(Extracted records)
* * *

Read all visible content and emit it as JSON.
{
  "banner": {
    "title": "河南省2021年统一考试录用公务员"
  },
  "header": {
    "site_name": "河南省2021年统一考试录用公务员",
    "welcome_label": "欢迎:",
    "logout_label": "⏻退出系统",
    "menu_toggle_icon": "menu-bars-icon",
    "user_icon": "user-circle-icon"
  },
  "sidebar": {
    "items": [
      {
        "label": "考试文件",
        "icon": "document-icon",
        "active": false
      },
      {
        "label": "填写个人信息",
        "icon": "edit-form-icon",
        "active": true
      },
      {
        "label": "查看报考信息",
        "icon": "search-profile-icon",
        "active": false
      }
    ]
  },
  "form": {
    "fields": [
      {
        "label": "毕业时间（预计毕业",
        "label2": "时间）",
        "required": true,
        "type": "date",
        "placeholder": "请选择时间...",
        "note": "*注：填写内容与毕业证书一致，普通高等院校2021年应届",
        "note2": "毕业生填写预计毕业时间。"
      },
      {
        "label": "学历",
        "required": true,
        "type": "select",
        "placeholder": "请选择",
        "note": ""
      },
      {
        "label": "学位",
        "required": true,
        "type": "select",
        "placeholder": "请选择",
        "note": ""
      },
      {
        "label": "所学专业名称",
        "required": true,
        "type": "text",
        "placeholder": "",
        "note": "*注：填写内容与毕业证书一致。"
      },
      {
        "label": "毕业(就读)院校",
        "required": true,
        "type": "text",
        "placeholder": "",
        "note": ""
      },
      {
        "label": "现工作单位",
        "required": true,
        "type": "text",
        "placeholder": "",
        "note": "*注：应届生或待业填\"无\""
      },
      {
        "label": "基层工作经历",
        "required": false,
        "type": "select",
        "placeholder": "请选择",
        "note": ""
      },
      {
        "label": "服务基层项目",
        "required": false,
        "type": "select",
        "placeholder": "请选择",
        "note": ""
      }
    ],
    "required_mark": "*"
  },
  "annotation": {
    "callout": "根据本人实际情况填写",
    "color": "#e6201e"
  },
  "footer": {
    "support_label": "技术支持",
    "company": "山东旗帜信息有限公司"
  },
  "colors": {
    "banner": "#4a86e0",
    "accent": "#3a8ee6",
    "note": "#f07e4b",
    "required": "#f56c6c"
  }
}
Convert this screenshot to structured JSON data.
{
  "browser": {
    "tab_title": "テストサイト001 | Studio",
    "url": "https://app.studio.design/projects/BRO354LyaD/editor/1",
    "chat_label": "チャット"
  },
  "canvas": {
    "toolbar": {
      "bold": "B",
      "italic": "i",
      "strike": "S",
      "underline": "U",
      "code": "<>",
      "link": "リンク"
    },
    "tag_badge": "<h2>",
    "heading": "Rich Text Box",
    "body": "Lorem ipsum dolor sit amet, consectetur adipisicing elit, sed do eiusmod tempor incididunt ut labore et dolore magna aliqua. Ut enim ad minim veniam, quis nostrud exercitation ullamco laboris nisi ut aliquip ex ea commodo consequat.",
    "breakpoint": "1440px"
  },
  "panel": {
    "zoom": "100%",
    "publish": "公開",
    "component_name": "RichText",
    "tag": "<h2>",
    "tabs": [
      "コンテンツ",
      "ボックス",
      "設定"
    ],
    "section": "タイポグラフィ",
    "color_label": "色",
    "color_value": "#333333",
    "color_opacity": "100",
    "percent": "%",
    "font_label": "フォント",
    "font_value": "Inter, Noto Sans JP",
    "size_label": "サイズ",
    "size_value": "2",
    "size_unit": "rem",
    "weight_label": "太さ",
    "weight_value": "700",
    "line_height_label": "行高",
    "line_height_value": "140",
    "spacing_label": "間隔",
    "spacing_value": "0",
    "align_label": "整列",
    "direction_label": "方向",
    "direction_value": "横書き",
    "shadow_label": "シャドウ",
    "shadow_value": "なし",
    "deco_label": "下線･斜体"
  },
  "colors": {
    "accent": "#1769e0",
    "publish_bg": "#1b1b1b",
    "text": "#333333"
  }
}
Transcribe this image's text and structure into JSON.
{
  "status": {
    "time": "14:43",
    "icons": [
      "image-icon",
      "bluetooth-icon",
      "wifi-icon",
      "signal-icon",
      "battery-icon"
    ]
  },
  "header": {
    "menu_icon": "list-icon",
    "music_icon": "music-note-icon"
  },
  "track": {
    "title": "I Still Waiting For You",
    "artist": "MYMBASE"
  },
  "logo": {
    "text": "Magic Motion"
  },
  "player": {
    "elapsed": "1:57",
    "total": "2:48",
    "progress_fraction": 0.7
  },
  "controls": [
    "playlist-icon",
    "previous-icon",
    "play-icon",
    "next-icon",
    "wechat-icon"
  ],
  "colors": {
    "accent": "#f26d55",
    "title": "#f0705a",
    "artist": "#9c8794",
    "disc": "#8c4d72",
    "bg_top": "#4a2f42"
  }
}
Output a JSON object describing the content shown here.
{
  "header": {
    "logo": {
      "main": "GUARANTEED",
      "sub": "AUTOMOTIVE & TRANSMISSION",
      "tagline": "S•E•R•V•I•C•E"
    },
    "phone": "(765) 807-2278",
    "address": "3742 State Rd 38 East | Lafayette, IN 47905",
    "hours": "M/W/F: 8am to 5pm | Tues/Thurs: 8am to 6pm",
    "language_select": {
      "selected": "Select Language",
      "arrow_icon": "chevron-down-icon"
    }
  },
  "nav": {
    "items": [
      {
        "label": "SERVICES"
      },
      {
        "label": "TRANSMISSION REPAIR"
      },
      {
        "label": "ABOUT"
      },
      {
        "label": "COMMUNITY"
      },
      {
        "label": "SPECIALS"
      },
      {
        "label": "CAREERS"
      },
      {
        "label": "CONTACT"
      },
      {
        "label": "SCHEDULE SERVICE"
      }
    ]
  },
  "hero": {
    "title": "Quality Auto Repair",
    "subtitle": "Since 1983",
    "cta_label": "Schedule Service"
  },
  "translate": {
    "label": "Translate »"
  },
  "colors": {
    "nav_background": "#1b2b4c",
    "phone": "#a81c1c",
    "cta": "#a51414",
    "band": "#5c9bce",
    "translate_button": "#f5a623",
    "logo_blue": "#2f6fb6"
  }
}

* * *

Print back all the lines verbatim.

-- RESULT FOR THIS TASK --
Read all visible content and emit it as JSON.
{
  "banner": {
    "title": "河南省2021年统一考试录用公务员"
  },
  "header": {
    "site_name": "河南省2021年统一考试录用公务员",
    "welcome_label": "欢迎:",
    "logout_label": "⏻退出系统",
    "menu_toggle_icon": "menu-bars-icon",
    "user_icon": "user-circle-icon"
  },
  "sidebar": {
    "items": [
      {
        "label": "考试文件",
        "icon": "document-icon",
        "active": false
      },
      {
        "label": "填写个人信息",
        "icon": "edit-form-icon",
        "active": true
      },
      {
        "label": "查看报考信息",
        "icon": "search-profile-icon",
        "active": false
      }
    ]
  },
  "form": {
    "fields": [
      {
        "label": "毕业时间（预计毕业",
        "label2": "时间）",
        "required": true,
        "type": "date",
        "placeholder": "请选择时间...",
        "note": "*注：填写内容与毕业证书一致，普通高等院校2021年应届",
        "note2": "毕业生填写预计毕业时间。"
      },
      {
        "label": "学历",
        "required": true,
        "type": "select",
        "placeholder": "请选择",
        "note": ""
      },
      {
        "label": "学位",
        "required": true,
        "type": "select",
        "placeholder": "请选择",
        "note": ""
      },
      {
        "label": "所学专业名称",
        "required": true,
        "type": "text",
        "placeholder": "",
        "note": "*注：填写内容与毕业证书一致。"
      },
      {
        "label": "毕业(就读)院校",
        "required": true,
        "type": "text",
        "placeholder": "",
        "note": ""
      },
      {
        "label": "现工作单位",
        "required": true,
        "type": "text",
        "placeholder": "",
        "note": "*注：应届生或待业填\"无\""
      },
      {
        "label": "基层工作经历",
        "required": false,
        "type": "select",
        "placeholder": "请选择",
        "note": ""
      },
      {
        "label": "服务基层项目",
        "required": false,
        "type": "select",
        "placeholder": "请选择",
        "note": ""
      }
    ],
    "required_mark": "*"
  },
  "annotation": {
    "callout": "根据本人实际情况填写",
    "color": "#e6201e"
  },
  "footer": {
    "support_label": "技术支持",
    "company": "山东旗帜信息有限公司"
  },
  "colors": {
    "banner": "#4a86e0",
    "accent": "#3a8ee6",
    "note": "#f07e4b",
    "required": "#f56c6c"
  }
}
Convert this screenshot to structured JSON data.
{
  "browser": {
    "tab_title": "テストサイト001 | Studio",
    "url": "https://app.studio.design/projects/BRO354LyaD/editor/1",
    "chat_label": "チャット"
  },
  "canvas": {
    "toolbar": {
      "bold": "B",
      "italic": "i",
      "strike": "S",
      "underline": "U",
      "code": "<>",
      "link": "リンク"
    },
    "tag_badge": "<h2>",
    "heading": "Rich Text Box",
    "body": "Lorem ipsum dolor sit amet, consectetur adipisicing elit, sed do eiusmod tempor incididunt ut labore et dolore magna aliqua. Ut enim ad minim veniam, quis nostrud exercitation ullamco laboris nisi ut aliquip ex ea commodo consequat.",
    "breakpoint": "1440px"
  },
  "panel": {
    "zoom": "100%",
    "publish": "公開",
    "component_name": "RichText",
    "tag": "<h2>",
    "tabs": [
      "コンテンツ",
      "ボックス",
      "設定"
    ],
    "section": "タイポグラフィ",
    "color_label": "色",
    "color_value": "#333333",
    "color_opacity": "100",
    "percent": "%",
    "font_label": "フォント",
    "font_value": "Inter, Noto Sans JP",
    "size_label": "サイズ",
    "size_value": "2",
    "size_unit": "rem",
    "weight_label": "太さ",
    "weight_value": "700",
    "line_height_label": "行高",
    "line_height_value": "140",
    "spacing_label": "間隔",
    "spacing_value": "0",
    "align_label": "整列",
    "direction_label": "方向",
    "direction_value": "横書き",
    "shadow_label": "シャドウ",
    "shadow_value": "なし",
    "deco_label": "下線･斜体"
  },
  "colors": {
    "accent": "#1769e0",
    "publish_bg": "#1b1b1b",
    "text": "#333333"
  }
}
Transcribe this image's text and structure into JSON.
{
  "status": {
    "time": "14:43",
    "icons": [
      "image-icon",
      "bluetooth-icon",
      "wifi-icon",
      "signal-icon",
      "battery-icon"
    ]
  },
  "header": {
    "menu_icon": "list-icon",
    "music_icon": "music-note-icon"
  },
  "track": {
    "title": "I Still Waiting For You",
    "artist": "MYMBASE"
  },
  "logo": {
    "text": "Magic Motion"
  },
  "player": {
    "elapsed": "1:57",
    "total": "2:48",
    "progress_fraction": 0.7
  },
  "controls": [
    "playlist-icon",
    "previous-icon",
    "play-icon",
    "next-icon",
    "wechat-icon"
  ],
  "colors": {
    "accent": "#f26d55",
    "title": "#f0705a",
    "artist": "#9c8794",
    "disc": "#8c4d72",
    "bg_top": "#4a2f42"
  }
}
Output a JSON object describing the content shown here.
{
  "header": {
    "logo": {
      "main": "GUARANTEED",
      "sub": "AUTOMOTIVE & TRANSMISSION",
      "tagline": "S•E•R•V•I•C•E"
    },
    "phone": "(765) 807-2278",
    "address": "3742 State Rd 38 East | Lafayette, IN 47905",
    "hours": "M/W/F: 8am to 5pm | Tues/Thurs: 8am to 6pm",
    "language_select": {
      "selected": "Select Language",
      "arrow_icon": "chevron-down-icon"
    }
  },
  "nav": {
    "items": [
      {
        "label": "SERVICES"
      },
      {
        "label": "TRANSMISSION REPAIR"
      },
      {
        "label": "ABOUT"
      },
      {
        "label": "COMMUNITY"
      },
      {
        "label": "SPECIALS"
      },
      {
        "label": "CAREERS"
      },
      {
        "label": "CONTACT"
      },
      {
        "label": "SCHEDULE SERVICE"
      }
    ]
  },
  "hero": {
    "title": "Quality Auto Repair",
    "subtitle": "Since 1983",
    "cta_label": "Schedule Service"
  },
  "translate": {
    "label": "Translate »"
  },
  "colors": {
    "nav_background": "#1b2b4c",
    "phone": "#a81c1c",
    "cta": "#a51414",
    "band": "#5c9bce",
    "translate_button": "#f5a623",
    "logo_blue": "#2f6fb6"
  }
}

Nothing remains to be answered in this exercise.